▶ [Task to complete] From the entries below, copy every line holding the word "volume".
** begin **
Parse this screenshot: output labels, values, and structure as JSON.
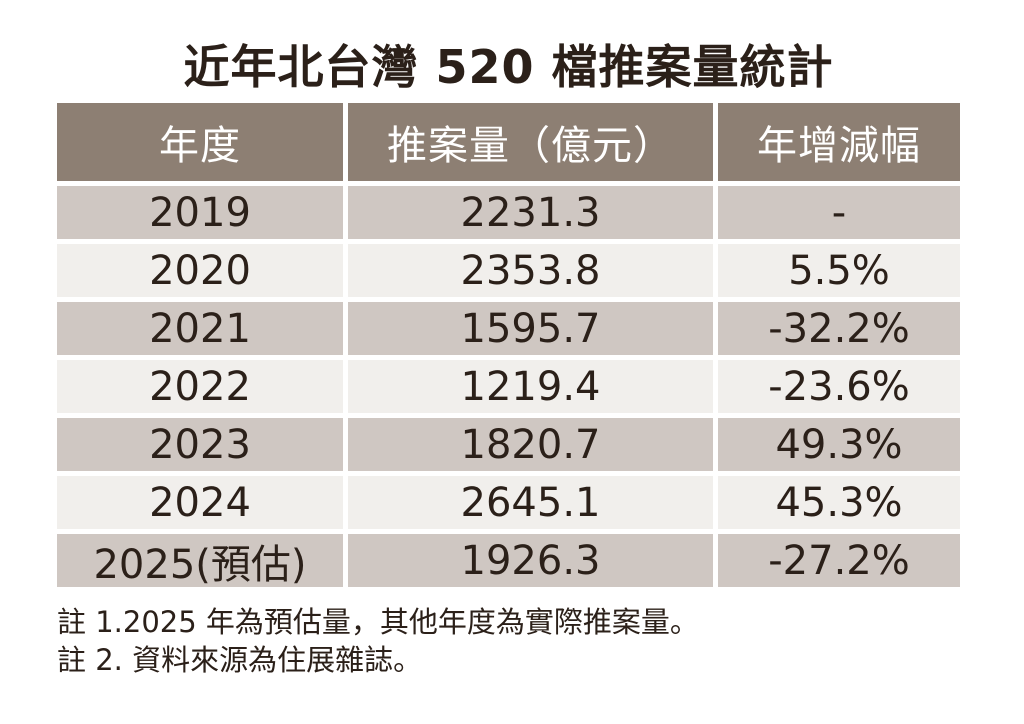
{
  "chart_data": {
    "type": "table",
    "title": "近年北台灣 520 檔推案量統計",
    "columns": [
      "年度",
      "推案量（億元）",
      "年增減幅"
    ],
    "rows": [
      {
        "year": "2019",
        "volume": "2231.3",
        "change": "-"
      },
      {
        "year": "2020",
        "volume": "2353.8",
        "change": "5.5%"
      },
      {
        "year": "2021",
        "volume": "1595.7",
        "change": "-32.2%"
      },
      {
        "year": "2022",
        "volume": "1219.4",
        "change": "-23.6%"
      },
      {
        "year": "2023",
        "volume": "1820.7",
        "change": "49.3%"
      },
      {
        "year": "2024",
        "volume": "2645.1",
        "change": "45.3%"
      },
      {
        "year": "2025(預估)",
        "volume": "1926.3",
        "change": "-27.2%"
      }
    ],
    "notes": [
      "註 1.2025 年為預估量，其他年度為實際推案量。",
      "註 2. 資料來源為住展雜誌。"
    ],
    "layout_hints": {
      "row_shading": [
        "dark",
        "light",
        "dark",
        "light",
        "dark",
        "light",
        "dark"
      ]
    }
  },
  "colors": {
    "background": "#ffffff",
    "header_bg": "#8d7f73",
    "header_text": "#ffffff",
    "row_dark_bg": "#cfc7c2",
    "row_light_bg": "#f1efec",
    "text": "#2b2019",
    "cell_gap": "#ffffff"
  }
}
** end **
▶ [Answer for this exercise]
        "volume": "2231.3",
        "volume": "2353.8",
        "volume": "1595.7",
        "volume": "1219.4",
        "volume": "1820.7",
        "volume": "2645.1",
        "volume": "1926.3",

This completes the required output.